> **DATA RECORDS**:

::::

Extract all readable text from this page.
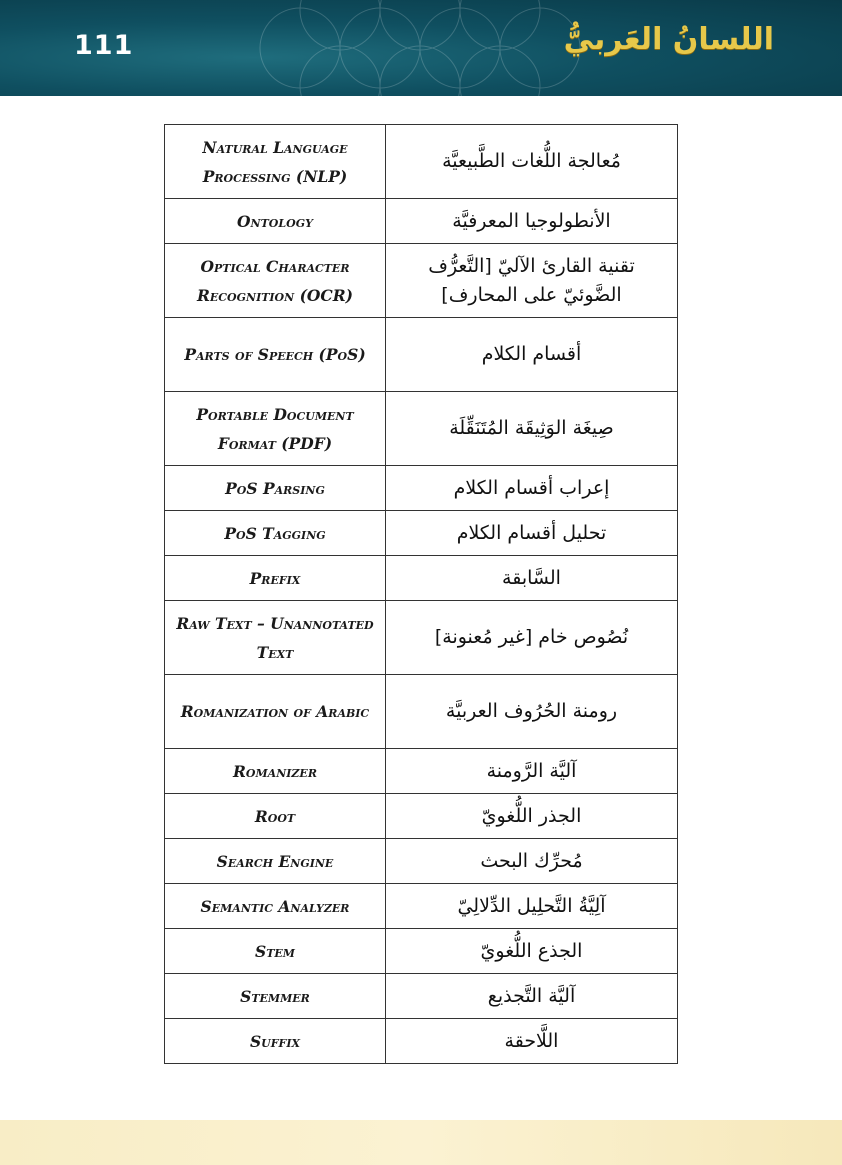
111	اللسانُ العَربيُّ
Natural Language Processing (NLP)	مُعالجة اللُّغات الطَّبيعيَّة
Ontology	الأنطولوجيا المعرفيَّة
Optical Character Recognition (OCR)	تقنية القارئ الآليّ [التَّعرُّف الضَّوئيّ على المحارف]
Parts of Speech (PoS)	أقسام الكلام
Portable Document Format (PDF)	صِيغَة الوَثِيقَة المُتَنَقِّلَة
PoS Parsing	إعراب أقسام الكلام
PoS Tagging	تحليل أقسام الكلام
Prefix	السَّابقة
Raw Text – Unannotated Text	نُصُوص خام [غير مُعنونة]
Romanization of Arabic	رومنة الحُرُوف العربيَّة
Romanizer	آليَّة الرَّومنة
Root	الجذر اللُّغويّ
Search Engine	مُحرِّك البحث
Semantic Analyzer	آلِيَّةُ التَّحلِيل الدِّلالِيّ
Stem	الجذع اللُّغويّ
Stemmer	آليَّة التَّجذيع
Suffix	اللَّاحقة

::::

> **TO DO**: The records above should be reproduced exactly, with no pictures included.

> **OUTPUT BELOW**:
Extract all readable text from this page.
111	اللسانُ العَربيُّ
Natural Language Processing (NLP)	مُعالجة اللُّغات الطَّبيعيَّة
Ontology	الأنطولوجيا المعرفيَّة
Optical Character Recognition (OCR)	تقنية القارئ الآليّ [التَّعرُّف الضَّوئيّ على المحارف]
Parts of Speech (PoS)	أقسام الكلام
Portable Document Format (PDF)	صِيغَة الوَثِيقَة المُتَنَقِّلَة
PoS Parsing	إعراب أقسام الكلام
PoS Tagging	تحليل أقسام الكلام
Prefix	السَّابقة
Raw Text – Unannotated Text	نُصُوص خام [غير مُعنونة]
Romanization of Arabic	رومنة الحُرُوف العربيَّة
Romanizer	آليَّة الرَّومنة
Root	الجذر اللُّغويّ
Search Engine	مُحرِّك البحث
Semantic Analyzer	آلِيَّةُ التَّحلِيل الدِّلالِيّ
Stem	الجذع اللُّغويّ
Stemmer	آليَّة التَّجذيع
Suffix	اللَّاحقة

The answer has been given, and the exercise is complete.